_What to work on:_ Sort through the data and copy the lines holding the word "adoration".

_Records for this task:_

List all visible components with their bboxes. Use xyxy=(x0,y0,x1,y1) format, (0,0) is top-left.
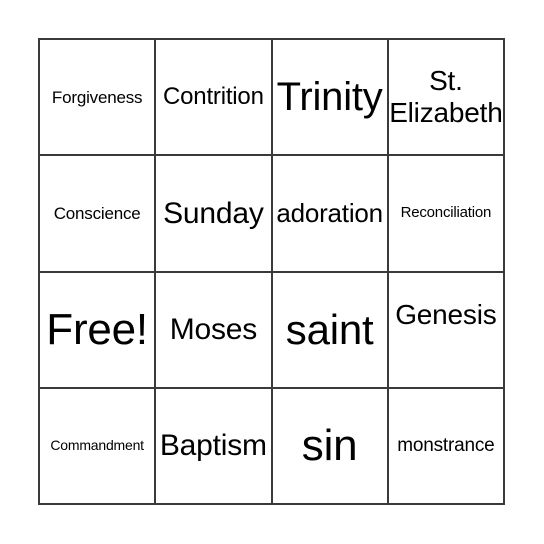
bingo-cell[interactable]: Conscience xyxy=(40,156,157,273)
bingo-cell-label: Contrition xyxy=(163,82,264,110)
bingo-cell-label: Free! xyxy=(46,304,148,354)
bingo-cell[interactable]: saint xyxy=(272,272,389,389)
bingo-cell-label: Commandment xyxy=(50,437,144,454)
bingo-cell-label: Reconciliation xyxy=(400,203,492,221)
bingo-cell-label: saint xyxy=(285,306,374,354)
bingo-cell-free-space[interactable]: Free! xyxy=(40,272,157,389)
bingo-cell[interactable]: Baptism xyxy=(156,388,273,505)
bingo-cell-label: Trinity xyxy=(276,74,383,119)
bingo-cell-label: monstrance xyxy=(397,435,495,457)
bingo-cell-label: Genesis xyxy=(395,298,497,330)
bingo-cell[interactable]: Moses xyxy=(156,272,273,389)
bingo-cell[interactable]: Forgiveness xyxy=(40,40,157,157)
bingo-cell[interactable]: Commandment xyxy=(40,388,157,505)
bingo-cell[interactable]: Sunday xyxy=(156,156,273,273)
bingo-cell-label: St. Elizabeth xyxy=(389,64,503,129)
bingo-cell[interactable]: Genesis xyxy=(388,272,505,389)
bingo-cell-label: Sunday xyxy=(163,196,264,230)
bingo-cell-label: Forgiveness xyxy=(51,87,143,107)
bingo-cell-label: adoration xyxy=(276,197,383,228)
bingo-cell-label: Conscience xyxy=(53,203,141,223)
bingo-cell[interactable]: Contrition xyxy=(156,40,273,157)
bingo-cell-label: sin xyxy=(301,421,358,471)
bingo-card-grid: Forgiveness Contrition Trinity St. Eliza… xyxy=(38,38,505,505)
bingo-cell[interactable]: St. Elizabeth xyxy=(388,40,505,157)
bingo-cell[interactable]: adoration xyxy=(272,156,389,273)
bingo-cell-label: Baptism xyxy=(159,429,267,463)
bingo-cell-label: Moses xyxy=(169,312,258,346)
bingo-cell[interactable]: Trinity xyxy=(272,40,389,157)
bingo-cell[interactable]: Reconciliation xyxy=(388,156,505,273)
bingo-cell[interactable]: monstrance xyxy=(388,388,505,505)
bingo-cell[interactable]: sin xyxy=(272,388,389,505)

_Result of this exercise:_
bingo-cell-label: adoration xyxy=(276,197,383,228)
bingo-cell[interactable]: adoration xyxy=(272,156,389,273)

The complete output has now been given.